WRITTEN REQUEST: Drop every picture and give the entries back exactly.

DATA EXTRACT:
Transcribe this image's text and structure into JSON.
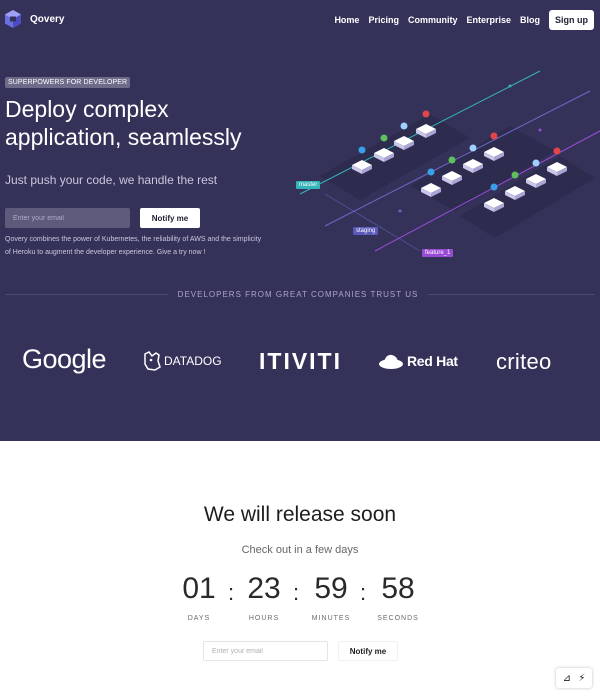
{
  "header": {
    "brand": "Qovery",
    "nav": [
      "Home",
      "Pricing",
      "Community",
      "Enterprise",
      "Blog"
    ],
    "signup": "Sign up"
  },
  "hero": {
    "tag": "SUPERPOWERS FOR DEVELOPER",
    "title": "Deploy complex application, seamlessly",
    "subtitle": "Just push your code, we handle the rest",
    "email_placeholder": "Enter your email",
    "notify": "Notify me",
    "description": "Qovery combines the power of Kubernetes, the reliability of AWS and the simplicity of Heroku to augment the developer experience. Give a try now !"
  },
  "illustration": {
    "branches": [
      "master",
      "staging",
      "feature_1"
    ]
  },
  "trusted": {
    "title": "DEVELOPERS FROM GREAT COMPANIES TRUST US",
    "companies": [
      "Google",
      "DATADOG",
      "ITIVITI",
      "Red Hat",
      "criteo"
    ]
  },
  "release": {
    "title": "We will release soon",
    "subtitle": "Check out in a few days",
    "countdown": [
      {
        "value": "01",
        "label": "DAYS"
      },
      {
        "value": "23",
        "label": "HOURS"
      },
      {
        "value": "59",
        "label": "MINUTES"
      },
      {
        "value": "58",
        "label": "SECONDS"
      }
    ],
    "separator": ":",
    "email_placeholder": "Enter your email",
    "notify": "Notify me"
  },
  "colors": {
    "hero_bg": "#35325a",
    "master": "#35b3b8",
    "staging": "#5a58b8",
    "feature": "#9a4bd6"
  },
  "icons": [
    "qovery-logo-icon",
    "datadog-dog-icon",
    "redhat-hat-icon",
    "triangle-ruler-icon",
    "lightning-icon"
  ]
}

CORRECT ANSWER:
Transcribe this image's text and structure into JSON.
{
  "header": {
    "brand": "Qovery",
    "nav": [
      "Home",
      "Pricing",
      "Community",
      "Enterprise",
      "Blog"
    ],
    "signup": "Sign up"
  },
  "hero": {
    "tag": "SUPERPOWERS FOR DEVELOPER",
    "title": "Deploy complex application, seamlessly",
    "subtitle": "Just push your code, we handle the rest",
    "email_placeholder": "Enter your email",
    "notify": "Notify me",
    "description": "Qovery combines the power of Kubernetes, the reliability of AWS and the simplicity of Heroku to augment the developer experience. Give a try now !"
  },
  "illustration": {
    "branches": [
      "master",
      "staging",
      "feature_1"
    ]
  },
  "trusted": {
    "title": "DEVELOPERS FROM GREAT COMPANIES TRUST US",
    "companies": [
      "Google",
      "DATADOG",
      "ITIVITI",
      "Red Hat",
      "criteo"
    ]
  },
  "release": {
    "title": "We will release soon",
    "subtitle": "Check out in a few days",
    "countdown": [
      {
        "value": "01",
        "label": "DAYS"
      },
      {
        "value": "23",
        "label": "HOURS"
      },
      {
        "value": "59",
        "label": "MINUTES"
      },
      {
        "value": "58",
        "label": "SECONDS"
      }
    ],
    "separator": ":",
    "email_placeholder": "Enter your email",
    "notify": "Notify me"
  },
  "colors": {
    "hero_bg": "#35325a",
    "master": "#35b3b8",
    "staging": "#5a58b8",
    "feature": "#9a4bd6"
  },
  "icons": [
    "qovery-logo-icon",
    "datadog-dog-icon",
    "redhat-hat-icon",
    "triangle-ruler-icon",
    "lightning-icon"
  ]
}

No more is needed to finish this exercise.